>> Start Excerpted text

Managing and mitigating risks with Cath Parker
Insight | 10 minute read
Before discovering his passion for real estate and research, Alex dreamed of being a professional footballer – or, failing that, a musician. While he has retained his love for both football and music, Alex’s professional career is now with Cromwell as our London-based Research Manager. Since 2020, Alex has worked alongside our Head of Research and Investment Strategy, Tom Duncan, in providing clarity on the European markets, as well as highlighting future investment trends. Alex has worked in the real estate industry for a decade and has also been a member of the Society of Property Researchers (SPR) for that time. Excitingly, he was appointed as Chair of the SPR in November 2022 – and we sat down with him to find out more about his new role.
My role at Cromwell is quite diverse – that’s one of the things I like about working in research. Generally, there are three types of things that Tom and I do.
Firstly, we seek to help the business directly – that might be through client presentations alongside one of the European teams, or conducting analysis or data work for someone who needs that information.
Secondly, we try to raise the profile of the team, both within the business and externally, by writing reports and articles on relevant topics. We recently released reports on ESG strategies and the use of timber as a renewable building resource, both of which can be found in our Research and Insight portal.

>> End Excerpted text
>> Start Data entries

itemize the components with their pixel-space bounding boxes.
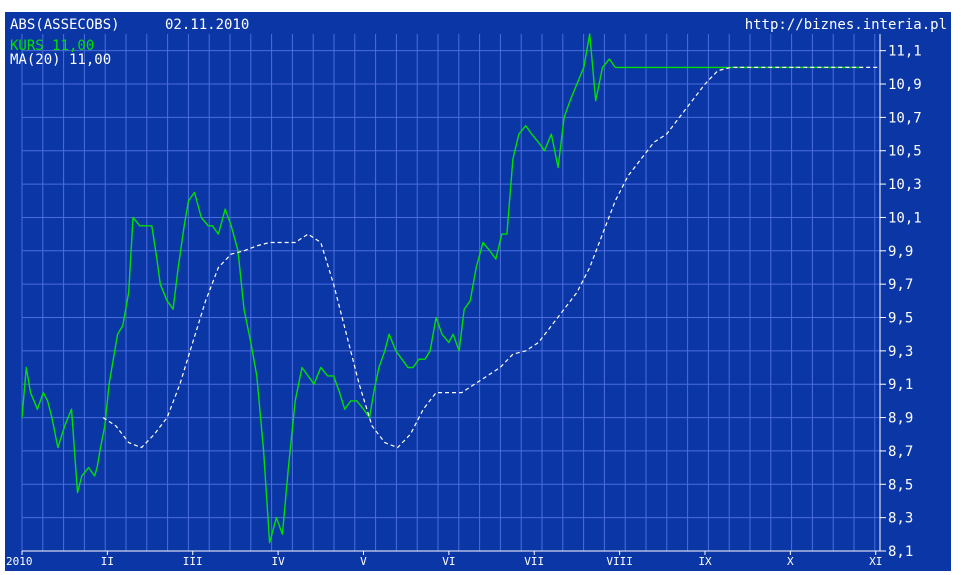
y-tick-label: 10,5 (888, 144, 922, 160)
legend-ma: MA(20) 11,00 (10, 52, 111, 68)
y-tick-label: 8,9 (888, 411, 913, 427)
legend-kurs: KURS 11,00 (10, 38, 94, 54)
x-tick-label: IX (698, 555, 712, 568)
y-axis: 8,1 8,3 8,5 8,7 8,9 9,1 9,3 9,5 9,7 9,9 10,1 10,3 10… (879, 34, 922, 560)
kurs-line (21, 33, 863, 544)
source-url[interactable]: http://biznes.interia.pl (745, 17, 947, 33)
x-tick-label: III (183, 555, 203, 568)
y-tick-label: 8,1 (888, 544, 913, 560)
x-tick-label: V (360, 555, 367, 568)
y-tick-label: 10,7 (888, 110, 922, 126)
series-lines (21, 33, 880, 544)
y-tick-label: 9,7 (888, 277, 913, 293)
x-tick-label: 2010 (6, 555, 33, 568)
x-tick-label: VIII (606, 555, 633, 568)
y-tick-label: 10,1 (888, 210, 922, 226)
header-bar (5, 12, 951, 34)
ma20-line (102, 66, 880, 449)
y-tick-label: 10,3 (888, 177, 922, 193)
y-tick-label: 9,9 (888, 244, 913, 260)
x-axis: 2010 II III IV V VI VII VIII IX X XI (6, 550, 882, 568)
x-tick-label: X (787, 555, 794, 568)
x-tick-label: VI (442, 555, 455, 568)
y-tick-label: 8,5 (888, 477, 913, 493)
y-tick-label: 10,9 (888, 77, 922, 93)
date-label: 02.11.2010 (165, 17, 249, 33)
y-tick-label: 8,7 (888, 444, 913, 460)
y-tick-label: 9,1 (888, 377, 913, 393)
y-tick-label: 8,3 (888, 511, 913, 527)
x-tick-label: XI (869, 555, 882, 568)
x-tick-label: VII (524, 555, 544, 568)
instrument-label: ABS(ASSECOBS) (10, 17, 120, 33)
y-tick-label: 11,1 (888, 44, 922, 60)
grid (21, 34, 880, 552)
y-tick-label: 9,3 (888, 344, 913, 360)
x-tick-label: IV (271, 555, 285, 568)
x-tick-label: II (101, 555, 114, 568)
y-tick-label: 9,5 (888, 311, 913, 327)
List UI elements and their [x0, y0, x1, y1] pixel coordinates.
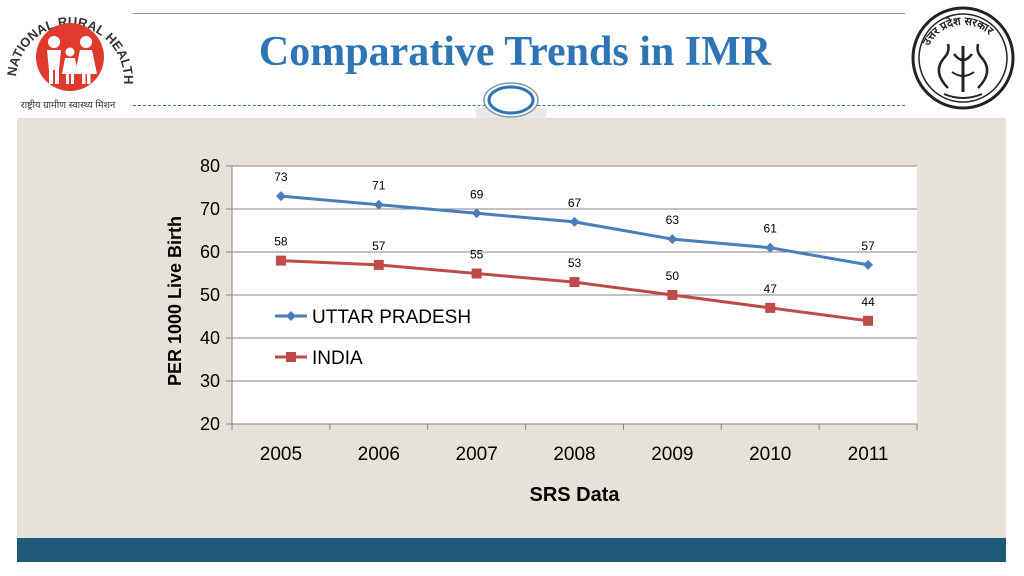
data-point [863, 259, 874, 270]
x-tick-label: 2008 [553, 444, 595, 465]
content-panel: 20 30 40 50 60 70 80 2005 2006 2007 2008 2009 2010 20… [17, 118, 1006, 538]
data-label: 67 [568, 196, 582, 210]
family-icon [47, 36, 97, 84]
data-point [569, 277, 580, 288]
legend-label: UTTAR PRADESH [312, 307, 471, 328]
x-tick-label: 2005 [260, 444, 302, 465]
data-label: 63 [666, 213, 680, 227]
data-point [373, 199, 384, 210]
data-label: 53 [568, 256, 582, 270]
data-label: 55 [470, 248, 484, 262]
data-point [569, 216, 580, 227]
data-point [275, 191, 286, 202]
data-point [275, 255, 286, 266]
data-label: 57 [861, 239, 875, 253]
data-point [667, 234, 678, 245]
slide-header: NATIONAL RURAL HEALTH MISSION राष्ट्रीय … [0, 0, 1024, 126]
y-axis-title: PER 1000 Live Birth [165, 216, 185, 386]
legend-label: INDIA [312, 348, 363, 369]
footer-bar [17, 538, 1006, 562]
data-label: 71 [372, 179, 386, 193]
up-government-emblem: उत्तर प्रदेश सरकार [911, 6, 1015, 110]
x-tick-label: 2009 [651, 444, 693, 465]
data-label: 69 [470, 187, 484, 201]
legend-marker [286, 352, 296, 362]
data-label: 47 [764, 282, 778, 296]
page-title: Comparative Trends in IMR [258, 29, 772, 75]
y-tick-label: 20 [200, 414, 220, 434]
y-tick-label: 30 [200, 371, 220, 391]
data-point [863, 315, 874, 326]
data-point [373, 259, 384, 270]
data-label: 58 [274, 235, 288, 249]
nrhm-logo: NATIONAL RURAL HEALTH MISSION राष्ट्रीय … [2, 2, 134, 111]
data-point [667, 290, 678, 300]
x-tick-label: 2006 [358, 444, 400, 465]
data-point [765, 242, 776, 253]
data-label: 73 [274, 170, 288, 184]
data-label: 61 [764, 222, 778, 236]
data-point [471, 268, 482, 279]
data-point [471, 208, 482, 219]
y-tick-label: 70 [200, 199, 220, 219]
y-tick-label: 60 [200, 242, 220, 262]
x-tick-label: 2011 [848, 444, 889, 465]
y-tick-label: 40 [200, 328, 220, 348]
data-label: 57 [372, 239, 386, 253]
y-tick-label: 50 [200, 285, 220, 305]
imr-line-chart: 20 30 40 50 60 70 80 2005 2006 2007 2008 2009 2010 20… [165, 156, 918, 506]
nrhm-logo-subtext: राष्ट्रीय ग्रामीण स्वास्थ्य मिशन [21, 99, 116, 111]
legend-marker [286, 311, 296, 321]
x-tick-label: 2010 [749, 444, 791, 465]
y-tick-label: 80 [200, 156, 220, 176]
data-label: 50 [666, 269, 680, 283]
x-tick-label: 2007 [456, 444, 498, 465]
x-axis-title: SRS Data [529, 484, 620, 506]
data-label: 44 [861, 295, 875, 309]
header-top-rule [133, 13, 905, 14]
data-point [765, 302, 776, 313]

>> End Data entries

**Stated task**: From the Cromwell profile above, reproduce word for word the passage that begins at the words "Firstly, we seek" and stops after "and Insight portal.".

**Solution for this exercise**:
Firstly, we seek to help the business directly – that might be through client presentations alongside one of the European teams, or conducting analysis or data work for someone who needs that information.
Secondly, we try to raise the profile of the team, both within the business and externally, by writing reports and articles on relevant topics. We recently released reports on ESG strategies and the use of timber as a renewable building resource, both of which can be found in our Research and Insight portal.